## What needs to be done
Set down every line of the data, unchanged and complete.
Segment Start: Dataset
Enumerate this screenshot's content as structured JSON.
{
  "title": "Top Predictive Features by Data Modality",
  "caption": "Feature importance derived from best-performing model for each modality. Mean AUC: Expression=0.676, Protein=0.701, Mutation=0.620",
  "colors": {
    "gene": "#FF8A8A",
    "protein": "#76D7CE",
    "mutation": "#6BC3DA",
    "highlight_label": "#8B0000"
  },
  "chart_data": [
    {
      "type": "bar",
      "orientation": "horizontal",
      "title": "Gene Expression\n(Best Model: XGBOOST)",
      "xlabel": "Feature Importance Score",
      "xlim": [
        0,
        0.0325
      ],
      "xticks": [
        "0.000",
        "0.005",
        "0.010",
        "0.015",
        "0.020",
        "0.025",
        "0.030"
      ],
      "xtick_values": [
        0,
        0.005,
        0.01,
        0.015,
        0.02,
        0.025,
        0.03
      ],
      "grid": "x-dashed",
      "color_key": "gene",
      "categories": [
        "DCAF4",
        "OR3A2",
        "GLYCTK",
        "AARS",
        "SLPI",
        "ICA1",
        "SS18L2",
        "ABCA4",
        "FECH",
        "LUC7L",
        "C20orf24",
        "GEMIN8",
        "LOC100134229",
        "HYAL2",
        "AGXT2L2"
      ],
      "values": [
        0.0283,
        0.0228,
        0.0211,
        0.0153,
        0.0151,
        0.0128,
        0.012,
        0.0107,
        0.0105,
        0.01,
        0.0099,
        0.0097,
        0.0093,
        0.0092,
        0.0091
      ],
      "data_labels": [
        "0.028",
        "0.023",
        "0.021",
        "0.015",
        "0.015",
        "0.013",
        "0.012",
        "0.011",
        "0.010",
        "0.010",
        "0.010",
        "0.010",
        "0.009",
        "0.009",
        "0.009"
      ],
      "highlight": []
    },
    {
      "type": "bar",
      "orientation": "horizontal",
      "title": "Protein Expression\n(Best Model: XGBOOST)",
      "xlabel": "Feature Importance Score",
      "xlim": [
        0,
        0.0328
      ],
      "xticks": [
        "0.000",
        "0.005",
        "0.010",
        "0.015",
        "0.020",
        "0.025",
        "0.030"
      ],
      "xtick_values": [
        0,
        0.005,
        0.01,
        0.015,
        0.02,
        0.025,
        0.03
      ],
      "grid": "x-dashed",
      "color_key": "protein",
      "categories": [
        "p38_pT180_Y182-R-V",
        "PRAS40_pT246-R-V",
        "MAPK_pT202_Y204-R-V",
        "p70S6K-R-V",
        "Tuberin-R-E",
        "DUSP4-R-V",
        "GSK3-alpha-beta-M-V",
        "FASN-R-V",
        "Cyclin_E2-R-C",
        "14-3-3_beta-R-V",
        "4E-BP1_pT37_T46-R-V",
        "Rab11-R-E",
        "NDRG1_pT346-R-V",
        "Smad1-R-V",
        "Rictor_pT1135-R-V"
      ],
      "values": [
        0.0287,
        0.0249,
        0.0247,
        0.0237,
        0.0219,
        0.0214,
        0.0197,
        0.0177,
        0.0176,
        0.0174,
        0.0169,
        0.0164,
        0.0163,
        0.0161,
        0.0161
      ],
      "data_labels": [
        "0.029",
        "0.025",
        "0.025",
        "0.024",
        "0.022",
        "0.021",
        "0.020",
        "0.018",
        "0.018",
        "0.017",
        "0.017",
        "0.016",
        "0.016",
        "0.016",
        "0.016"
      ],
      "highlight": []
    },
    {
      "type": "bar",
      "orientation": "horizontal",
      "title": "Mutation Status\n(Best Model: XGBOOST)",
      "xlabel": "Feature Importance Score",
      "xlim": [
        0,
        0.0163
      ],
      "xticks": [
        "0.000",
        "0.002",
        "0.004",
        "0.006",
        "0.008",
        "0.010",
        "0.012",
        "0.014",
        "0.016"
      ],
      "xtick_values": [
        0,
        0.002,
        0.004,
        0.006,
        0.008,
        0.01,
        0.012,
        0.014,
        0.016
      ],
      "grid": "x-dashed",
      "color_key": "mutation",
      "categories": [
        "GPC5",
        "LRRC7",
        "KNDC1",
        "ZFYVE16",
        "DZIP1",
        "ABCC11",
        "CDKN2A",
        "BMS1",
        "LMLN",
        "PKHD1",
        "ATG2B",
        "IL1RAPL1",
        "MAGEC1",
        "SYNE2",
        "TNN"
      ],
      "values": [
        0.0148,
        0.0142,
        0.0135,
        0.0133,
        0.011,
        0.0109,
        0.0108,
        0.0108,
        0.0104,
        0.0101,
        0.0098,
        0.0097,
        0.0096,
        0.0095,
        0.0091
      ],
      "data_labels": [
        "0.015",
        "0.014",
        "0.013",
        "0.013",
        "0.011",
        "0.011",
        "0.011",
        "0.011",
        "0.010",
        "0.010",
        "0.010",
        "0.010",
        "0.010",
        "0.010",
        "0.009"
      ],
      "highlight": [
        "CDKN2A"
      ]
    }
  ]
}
Segment End: Dataset
## Solution for this task
Enumerate this screenshot's content as structured JSON.
{
  "title": "Top Predictive Features by Data Modality",
  "caption": "Feature importance derived from best-performing model for each modality. Mean AUC: Expression=0.676, Protein=0.701, Mutation=0.620",
  "colors": {
    "gene": "#FF8A8A",
    "protein": "#76D7CE",
    "mutation": "#6BC3DA",
    "highlight_label": "#8B0000"
  },
  "chart_data": [
    {
      "type": "bar",
      "orientation": "horizontal",
      "title": "Gene Expression\n(Best Model: XGBOOST)",
      "xlabel": "Feature Importance Score",
      "xlim": [
        0,
        0.0325
      ],
      "xticks": [
        "0.000",
        "0.005",
        "0.010",
        "0.015",
        "0.020",
        "0.025",
        "0.030"
      ],
      "xtick_values": [
        0,
        0.005,
        0.01,
        0.015,
        0.02,
        0.025,
        0.03
      ],
      "grid": "x-dashed",
      "color_key": "gene",
      "categories": [
        "DCAF4",
        "OR3A2",
        "GLYCTK",
        "AARS",
        "SLPI",
        "ICA1",
        "SS18L2",
        "ABCA4",
        "FECH",
        "LUC7L",
        "C20orf24",
        "GEMIN8",
        "LOC100134229",
        "HYAL2",
        "AGXT2L2"
      ],
      "values": [
        0.0283,
        0.0228,
        0.0211,
        0.0153,
        0.0151,
        0.0128,
        0.012,
        0.0107,
        0.0105,
        0.01,
        0.0099,
        0.0097,
        0.0093,
        0.0092,
        0.0091
      ],
      "data_labels": [
        "0.028",
        "0.023",
        "0.021",
        "0.015",
        "0.015",
        "0.013",
        "0.012",
        "0.011",
        "0.010",
        "0.010",
        "0.010",
        "0.010",
        "0.009",
        "0.009",
        "0.009"
      ],
      "highlight": []
    },
    {
      "type": "bar",
      "orientation": "horizontal",
      "title": "Protein Expression\n(Best Model: XGBOOST)",
      "xlabel": "Feature Importance Score",
      "xlim": [
        0,
        0.0328
      ],
      "xticks": [
        "0.000",
        "0.005",
        "0.010",
        "0.015",
        "0.020",
        "0.025",
        "0.030"
      ],
      "xtick_values": [
        0,
        0.005,
        0.01,
        0.015,
        0.02,
        0.025,
        0.03
      ],
      "grid": "x-dashed",
      "color_key": "protein",
      "categories": [
        "p38_pT180_Y182-R-V",
        "PRAS40_pT246-R-V",
        "MAPK_pT202_Y204-R-V",
        "p70S6K-R-V",
        "Tuberin-R-E",
        "DUSP4-R-V",
        "GSK3-alpha-beta-M-V",
        "FASN-R-V",
        "Cyclin_E2-R-C",
        "14-3-3_beta-R-V",
        "4E-BP1_pT37_T46-R-V",
        "Rab11-R-E",
        "NDRG1_pT346-R-V",
        "Smad1-R-V",
        "Rictor_pT1135-R-V"
      ],
      "values": [
        0.0287,
        0.0249,
        0.0247,
        0.0237,
        0.0219,
        0.0214,
        0.0197,
        0.0177,
        0.0176,
        0.0174,
        0.0169,
        0.0164,
        0.0163,
        0.0161,
        0.0161
      ],
      "data_labels": [
        "0.029",
        "0.025",
        "0.025",
        "0.024",
        "0.022",
        "0.021",
        "0.020",
        "0.018",
        "0.018",
        "0.017",
        "0.017",
        "0.016",
        "0.016",
        "0.016",
        "0.016"
      ],
      "highlight": []
    },
    {
      "type": "bar",
      "orientation": "horizontal",
      "title": "Mutation Status\n(Best Model: XGBOOST)",
      "xlabel": "Feature Importance Score",
      "xlim": [
        0,
        0.0163
      ],
      "xticks": [
        "0.000",
        "0.002",
        "0.004",
        "0.006",
        "0.008",
        "0.010",
        "0.012",
        "0.014",
        "0.016"
      ],
      "xtick_values": [
        0,
        0.002,
        0.004,
        0.006,
        0.008,
        0.01,
        0.012,
        0.014,
        0.016
      ],
      "grid": "x-dashed",
      "color_key": "mutation",
      "categories": [
        "GPC5",
        "LRRC7",
        "KNDC1",
        "ZFYVE16",
        "DZIP1",
        "ABCC11",
        "CDKN2A",
        "BMS1",
        "LMLN",
        "PKHD1",
        "ATG2B",
        "IL1RAPL1",
        "MAGEC1",
        "SYNE2",
        "TNN"
      ],
      "values": [
        0.0148,
        0.0142,
        0.0135,
        0.0133,
        0.011,
        0.0109,
        0.0108,
        0.0108,
        0.0104,
        0.0101,
        0.0098,
        0.0097,
        0.0096,
        0.0095,
        0.0091
      ],
      "data_labels": [
        "0.015",
        "0.014",
        "0.013",
        "0.013",
        "0.011",
        "0.011",
        "0.011",
        "0.011",
        "0.010",
        "0.010",
        "0.010",
        "0.010",
        "0.010",
        "0.010",
        "0.009"
      ],
      "highlight": [
        "CDKN2A"
      ]
    }
  ]
}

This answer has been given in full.